::: Record extracts

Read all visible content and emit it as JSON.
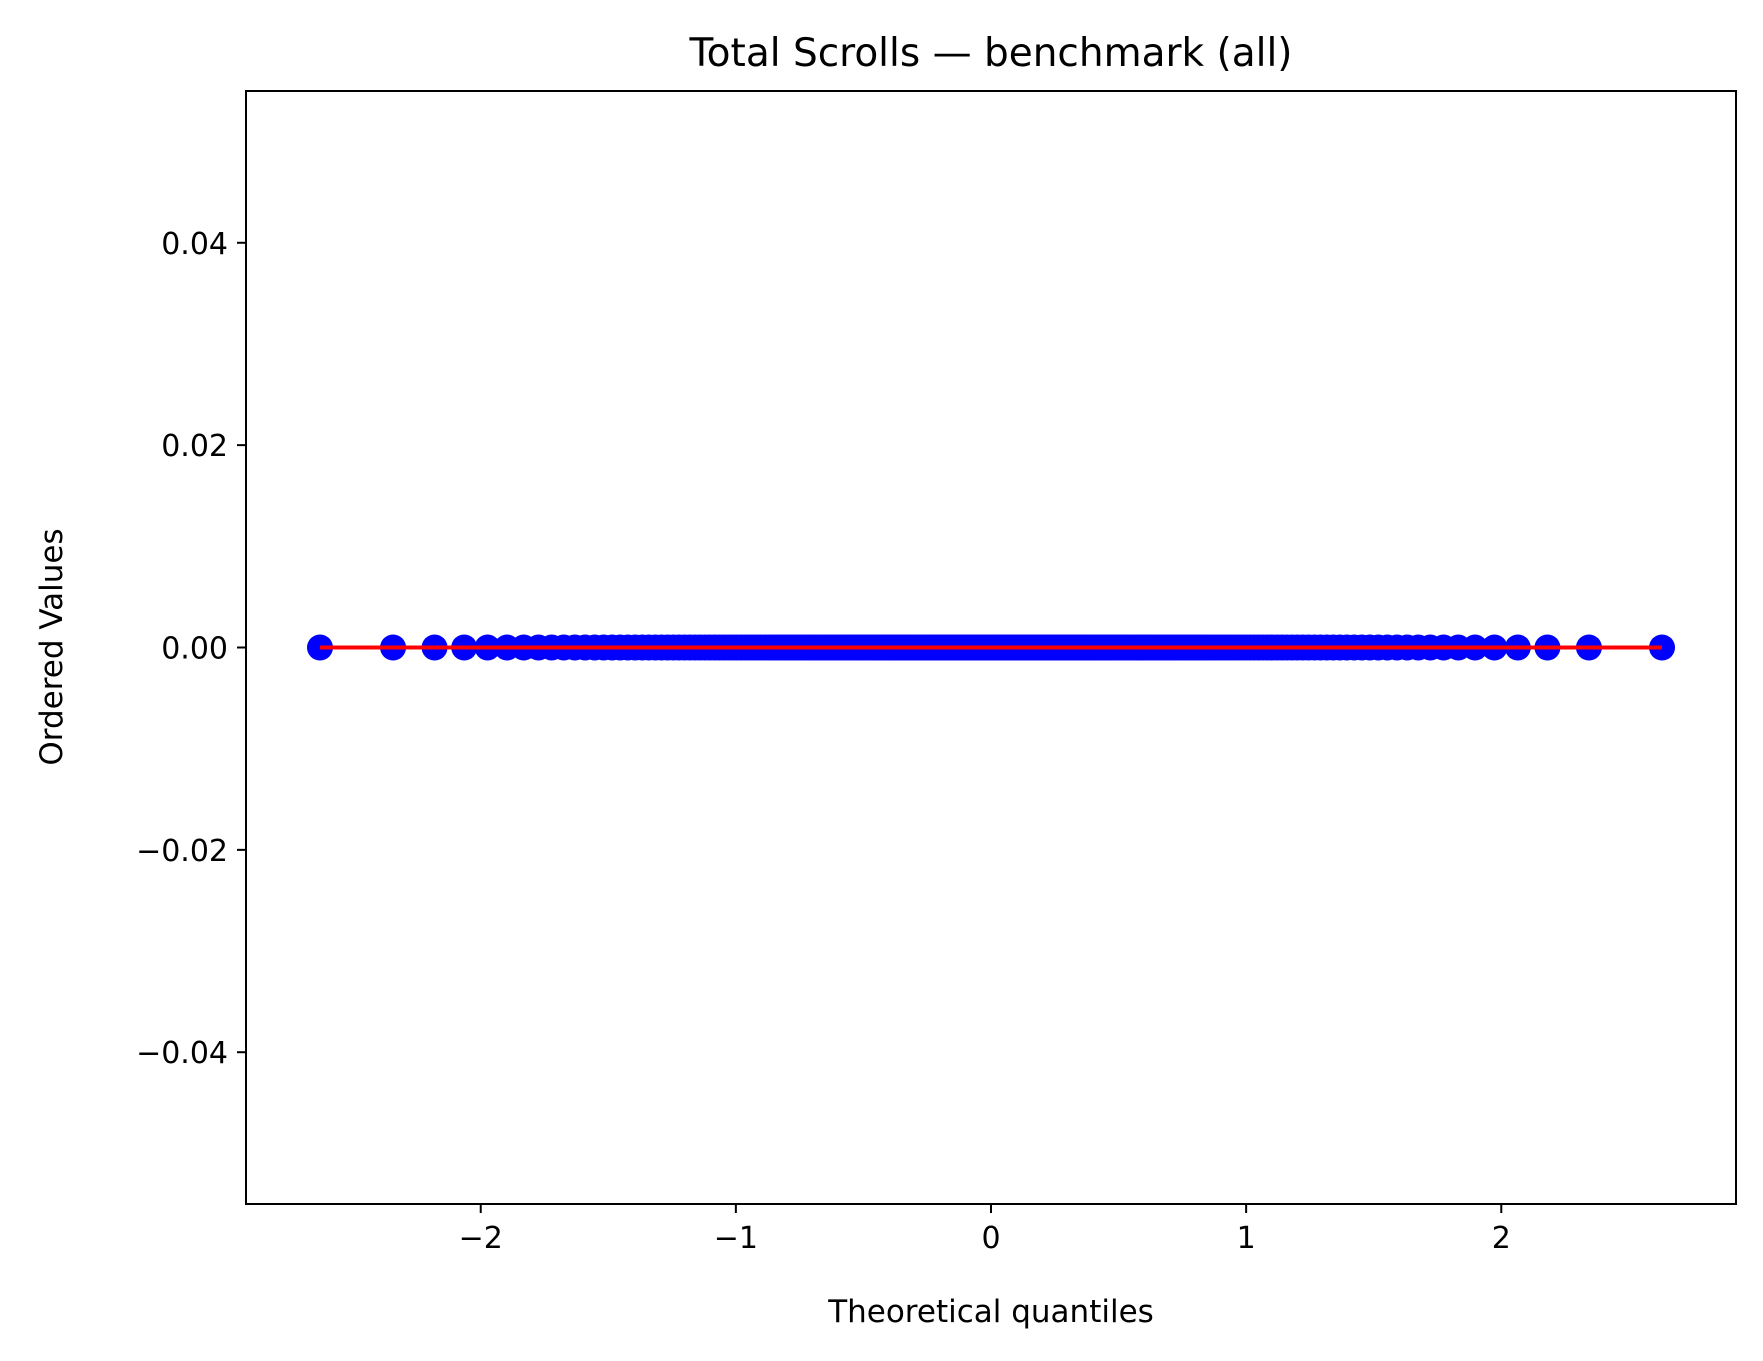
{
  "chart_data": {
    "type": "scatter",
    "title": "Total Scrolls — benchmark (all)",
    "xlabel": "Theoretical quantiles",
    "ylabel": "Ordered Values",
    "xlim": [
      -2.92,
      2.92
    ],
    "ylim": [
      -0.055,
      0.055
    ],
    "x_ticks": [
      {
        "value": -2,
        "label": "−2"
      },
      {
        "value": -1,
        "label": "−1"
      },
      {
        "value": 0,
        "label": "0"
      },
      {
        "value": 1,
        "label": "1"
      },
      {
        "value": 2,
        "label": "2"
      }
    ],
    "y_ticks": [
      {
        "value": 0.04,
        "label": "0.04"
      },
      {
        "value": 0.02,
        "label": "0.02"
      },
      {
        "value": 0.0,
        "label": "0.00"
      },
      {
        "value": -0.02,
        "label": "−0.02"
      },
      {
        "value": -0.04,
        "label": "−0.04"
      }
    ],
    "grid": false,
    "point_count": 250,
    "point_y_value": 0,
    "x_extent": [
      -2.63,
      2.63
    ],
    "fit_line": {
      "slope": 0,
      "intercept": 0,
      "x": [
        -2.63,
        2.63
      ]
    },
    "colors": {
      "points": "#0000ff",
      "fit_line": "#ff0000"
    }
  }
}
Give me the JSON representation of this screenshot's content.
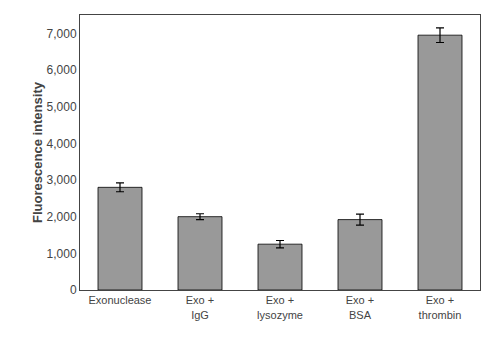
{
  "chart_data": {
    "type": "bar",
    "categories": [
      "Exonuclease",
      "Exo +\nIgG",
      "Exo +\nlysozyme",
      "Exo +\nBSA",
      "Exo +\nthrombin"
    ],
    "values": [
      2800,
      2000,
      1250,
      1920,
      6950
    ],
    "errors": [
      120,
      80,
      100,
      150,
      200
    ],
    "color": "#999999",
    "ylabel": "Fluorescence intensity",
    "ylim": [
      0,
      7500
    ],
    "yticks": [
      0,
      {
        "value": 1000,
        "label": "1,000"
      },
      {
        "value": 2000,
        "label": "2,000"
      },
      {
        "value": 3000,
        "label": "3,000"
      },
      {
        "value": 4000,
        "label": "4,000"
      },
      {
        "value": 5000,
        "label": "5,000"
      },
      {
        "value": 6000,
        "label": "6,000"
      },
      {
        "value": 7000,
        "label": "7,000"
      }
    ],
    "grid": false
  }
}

::::::

### Problem description
Pictures are to be left out; all else in the entries above is to be quoted exactly.

### Final result
Read all visible content and emit it as JSON.
{
  "chart_data": {
    "type": "scatter",
    "title": "Total Scrolls — benchmark (all)",
    "xlabel": "Theoretical quantiles",
    "ylabel": "Ordered Values",
    "xlim": [
      -2.92,
      2.92
    ],
    "ylim": [
      -0.055,
      0.055
    ],
    "x_ticks": [
      {
        "value": -2,
        "label": "−2"
      },
      {
        "value": -1,
        "label": "−1"
      },
      {
        "value": 0,
        "label": "0"
      },
      {
        "value": 1,
        "label": "1"
      },
      {
        "value": 2,
        "label": "2"
      }
    ],
    "y_ticks": [
      {
        "value": 0.04,
        "label": "0.04"
      },
      {
        "value": 0.02,
        "label": "0.02"
      },
      {
        "value": 0.0,
        "label": "0.00"
      },
      {
        "value": -0.02,
        "label": "−0.02"
      },
      {
        "value": -0.04,
        "label": "−0.04"
      }
    ],
    "grid": false,
    "point_count": 250,
    "point_y_value": 0,
    "x_extent": [
      -2.63,
      2.63
    ],
    "fit_line": {
      "slope": 0,
      "intercept": 0,
      "x": [
        -2.63,
        2.63
      ]
    },
    "colors": {
      "points": "#0000ff",
      "fit_line": "#ff0000"
    }
  }
}
Give me the JSON representation of this screenshot's content.
{
  "chart_data": {
    "type": "bar",
    "categories": [
      "Exonuclease",
      "Exo +\nIgG",
      "Exo +\nlysozyme",
      "Exo +\nBSA",
      "Exo +\nthrombin"
    ],
    "values": [
      2800,
      2000,
      1250,
      1920,
      6950
    ],
    "errors": [
      120,
      80,
      100,
      150,
      200
    ],
    "color": "#999999",
    "ylabel": "Fluorescence intensity",
    "ylim": [
      0,
      7500
    ],
    "yticks": [
      0,
      {
        "value": 1000,
        "label": "1,000"
      },
      {
        "value": 2000,
        "label": "2,000"
      },
      {
        "value": 3000,
        "label": "3,000"
      },
      {
        "value": 4000,
        "label": "4,000"
      },
      {
        "value": 5000,
        "label": "5,000"
      },
      {
        "value": 6000,
        "label": "6,000"
      },
      {
        "value": 7000,
        "label": "7,000"
      }
    ],
    "grid": false
  }
}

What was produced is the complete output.